-- Start Supplied records --

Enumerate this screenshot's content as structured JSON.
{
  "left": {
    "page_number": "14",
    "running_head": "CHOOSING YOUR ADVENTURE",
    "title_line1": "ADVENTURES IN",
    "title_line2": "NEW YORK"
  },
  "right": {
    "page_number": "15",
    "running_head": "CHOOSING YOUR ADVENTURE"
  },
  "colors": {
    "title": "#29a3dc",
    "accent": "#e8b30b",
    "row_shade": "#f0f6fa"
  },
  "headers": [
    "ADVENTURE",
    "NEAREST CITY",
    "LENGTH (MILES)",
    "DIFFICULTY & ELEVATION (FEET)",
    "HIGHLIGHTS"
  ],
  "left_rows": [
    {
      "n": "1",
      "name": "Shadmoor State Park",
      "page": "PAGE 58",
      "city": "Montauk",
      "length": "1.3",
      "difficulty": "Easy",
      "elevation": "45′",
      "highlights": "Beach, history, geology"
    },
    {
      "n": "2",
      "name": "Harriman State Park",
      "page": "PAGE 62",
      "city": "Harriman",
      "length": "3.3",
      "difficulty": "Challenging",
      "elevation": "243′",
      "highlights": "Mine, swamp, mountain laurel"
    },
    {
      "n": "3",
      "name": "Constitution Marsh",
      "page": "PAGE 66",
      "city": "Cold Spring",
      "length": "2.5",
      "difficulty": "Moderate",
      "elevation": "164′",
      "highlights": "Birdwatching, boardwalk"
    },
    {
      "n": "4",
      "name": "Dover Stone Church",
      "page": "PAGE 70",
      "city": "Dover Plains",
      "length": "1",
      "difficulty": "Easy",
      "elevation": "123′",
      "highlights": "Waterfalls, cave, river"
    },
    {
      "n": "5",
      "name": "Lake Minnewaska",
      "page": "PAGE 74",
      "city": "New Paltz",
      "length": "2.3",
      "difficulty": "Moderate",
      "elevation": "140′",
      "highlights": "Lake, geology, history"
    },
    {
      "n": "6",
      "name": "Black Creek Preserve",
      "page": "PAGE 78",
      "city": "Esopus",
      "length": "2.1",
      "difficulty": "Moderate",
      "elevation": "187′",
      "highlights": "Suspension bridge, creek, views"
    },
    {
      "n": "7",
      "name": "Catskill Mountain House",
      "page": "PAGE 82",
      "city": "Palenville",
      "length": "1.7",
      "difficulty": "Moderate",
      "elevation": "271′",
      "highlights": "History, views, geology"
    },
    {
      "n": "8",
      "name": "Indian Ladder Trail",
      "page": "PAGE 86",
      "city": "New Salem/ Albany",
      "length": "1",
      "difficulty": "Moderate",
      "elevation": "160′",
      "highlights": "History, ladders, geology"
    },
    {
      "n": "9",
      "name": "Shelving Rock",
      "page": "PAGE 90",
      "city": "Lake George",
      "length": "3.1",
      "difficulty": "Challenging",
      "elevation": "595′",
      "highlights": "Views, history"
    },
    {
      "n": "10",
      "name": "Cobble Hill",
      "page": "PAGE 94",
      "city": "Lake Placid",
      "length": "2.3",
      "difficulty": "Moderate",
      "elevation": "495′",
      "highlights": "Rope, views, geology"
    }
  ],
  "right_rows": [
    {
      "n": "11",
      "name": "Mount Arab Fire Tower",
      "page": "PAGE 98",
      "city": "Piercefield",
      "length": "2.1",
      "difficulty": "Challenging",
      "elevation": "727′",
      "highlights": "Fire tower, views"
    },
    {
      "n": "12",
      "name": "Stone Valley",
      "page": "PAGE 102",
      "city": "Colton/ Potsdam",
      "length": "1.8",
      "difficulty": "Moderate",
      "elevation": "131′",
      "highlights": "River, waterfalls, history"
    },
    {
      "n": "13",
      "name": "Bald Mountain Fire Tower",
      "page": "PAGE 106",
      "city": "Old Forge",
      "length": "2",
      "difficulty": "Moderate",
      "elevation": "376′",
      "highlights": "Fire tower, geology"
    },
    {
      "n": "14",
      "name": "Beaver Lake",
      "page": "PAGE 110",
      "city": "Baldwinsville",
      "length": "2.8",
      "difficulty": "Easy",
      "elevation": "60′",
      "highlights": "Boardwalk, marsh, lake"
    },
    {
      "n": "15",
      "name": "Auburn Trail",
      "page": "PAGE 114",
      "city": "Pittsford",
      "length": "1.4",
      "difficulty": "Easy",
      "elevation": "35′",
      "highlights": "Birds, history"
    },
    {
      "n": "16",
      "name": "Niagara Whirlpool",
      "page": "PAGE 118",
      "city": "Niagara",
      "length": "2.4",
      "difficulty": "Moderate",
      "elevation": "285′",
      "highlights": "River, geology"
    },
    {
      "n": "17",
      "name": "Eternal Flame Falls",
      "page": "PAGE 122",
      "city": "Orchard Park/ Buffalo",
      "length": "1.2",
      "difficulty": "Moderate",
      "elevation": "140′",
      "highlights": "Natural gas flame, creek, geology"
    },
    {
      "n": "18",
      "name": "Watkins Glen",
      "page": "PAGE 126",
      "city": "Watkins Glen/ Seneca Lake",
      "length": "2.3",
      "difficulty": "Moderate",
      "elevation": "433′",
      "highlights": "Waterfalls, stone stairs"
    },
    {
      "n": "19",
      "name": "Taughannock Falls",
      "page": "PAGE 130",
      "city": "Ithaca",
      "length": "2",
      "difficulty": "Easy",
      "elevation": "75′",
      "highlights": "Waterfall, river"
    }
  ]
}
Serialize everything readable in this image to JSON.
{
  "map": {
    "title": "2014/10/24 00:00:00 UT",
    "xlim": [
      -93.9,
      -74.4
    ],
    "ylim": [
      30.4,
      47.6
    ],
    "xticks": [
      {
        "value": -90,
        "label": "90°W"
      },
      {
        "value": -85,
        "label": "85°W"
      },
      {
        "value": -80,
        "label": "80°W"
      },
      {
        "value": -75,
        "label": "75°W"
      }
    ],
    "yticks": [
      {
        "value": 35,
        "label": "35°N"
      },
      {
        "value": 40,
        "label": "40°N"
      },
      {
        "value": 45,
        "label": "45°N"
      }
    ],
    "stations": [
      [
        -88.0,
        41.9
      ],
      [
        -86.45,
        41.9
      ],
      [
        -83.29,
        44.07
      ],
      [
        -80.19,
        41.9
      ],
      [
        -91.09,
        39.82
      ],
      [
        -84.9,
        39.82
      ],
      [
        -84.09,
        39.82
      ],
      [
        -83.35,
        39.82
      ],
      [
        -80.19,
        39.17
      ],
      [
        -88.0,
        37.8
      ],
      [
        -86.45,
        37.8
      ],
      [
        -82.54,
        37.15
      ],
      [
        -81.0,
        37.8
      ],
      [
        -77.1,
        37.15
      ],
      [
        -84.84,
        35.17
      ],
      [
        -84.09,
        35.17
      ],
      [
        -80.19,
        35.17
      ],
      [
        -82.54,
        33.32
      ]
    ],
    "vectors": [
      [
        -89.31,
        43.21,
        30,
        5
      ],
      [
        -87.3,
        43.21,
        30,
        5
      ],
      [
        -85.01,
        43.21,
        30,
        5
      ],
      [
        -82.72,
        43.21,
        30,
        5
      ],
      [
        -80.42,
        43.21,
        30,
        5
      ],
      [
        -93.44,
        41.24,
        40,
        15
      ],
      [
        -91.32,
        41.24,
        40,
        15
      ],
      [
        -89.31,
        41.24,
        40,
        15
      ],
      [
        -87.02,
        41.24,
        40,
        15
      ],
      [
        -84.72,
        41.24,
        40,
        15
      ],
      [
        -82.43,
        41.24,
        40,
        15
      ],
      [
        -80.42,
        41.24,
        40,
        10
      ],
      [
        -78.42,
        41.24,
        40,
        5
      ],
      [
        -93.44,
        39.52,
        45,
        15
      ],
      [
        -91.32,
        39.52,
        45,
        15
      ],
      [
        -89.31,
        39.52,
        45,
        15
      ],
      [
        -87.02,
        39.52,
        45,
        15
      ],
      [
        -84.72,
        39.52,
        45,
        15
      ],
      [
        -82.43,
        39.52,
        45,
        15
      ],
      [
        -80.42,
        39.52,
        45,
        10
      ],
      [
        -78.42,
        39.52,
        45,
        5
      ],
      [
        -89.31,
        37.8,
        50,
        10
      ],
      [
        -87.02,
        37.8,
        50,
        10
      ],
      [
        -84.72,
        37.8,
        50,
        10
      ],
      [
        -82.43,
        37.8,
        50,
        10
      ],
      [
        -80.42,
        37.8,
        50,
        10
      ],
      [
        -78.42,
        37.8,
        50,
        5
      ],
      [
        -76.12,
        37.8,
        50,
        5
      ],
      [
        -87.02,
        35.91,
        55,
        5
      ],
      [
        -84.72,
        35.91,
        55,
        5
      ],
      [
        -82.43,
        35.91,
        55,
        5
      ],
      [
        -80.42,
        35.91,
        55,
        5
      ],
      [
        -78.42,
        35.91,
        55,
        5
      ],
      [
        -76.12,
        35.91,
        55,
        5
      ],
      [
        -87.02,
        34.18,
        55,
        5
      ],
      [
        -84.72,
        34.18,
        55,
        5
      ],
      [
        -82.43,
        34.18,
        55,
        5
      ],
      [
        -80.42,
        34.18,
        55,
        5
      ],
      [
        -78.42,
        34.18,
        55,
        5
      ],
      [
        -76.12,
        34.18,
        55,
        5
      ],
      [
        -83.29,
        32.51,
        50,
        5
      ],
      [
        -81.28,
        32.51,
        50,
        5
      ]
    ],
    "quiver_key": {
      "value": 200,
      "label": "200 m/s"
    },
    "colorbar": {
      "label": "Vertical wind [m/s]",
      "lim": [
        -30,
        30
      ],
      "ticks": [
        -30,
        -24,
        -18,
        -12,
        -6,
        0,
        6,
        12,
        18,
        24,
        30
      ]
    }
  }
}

-- End Supplied records --

**Task goal:**
Lines holding the word "value" in the entries above are the ones to pull out. Copy them all.

**The reply:**
        "value": -90,
        "value": -85,
        "value": -80,
        "value": -75,
        "value": 35,
        "value": 40,
        "value": 45,
      "value": 200,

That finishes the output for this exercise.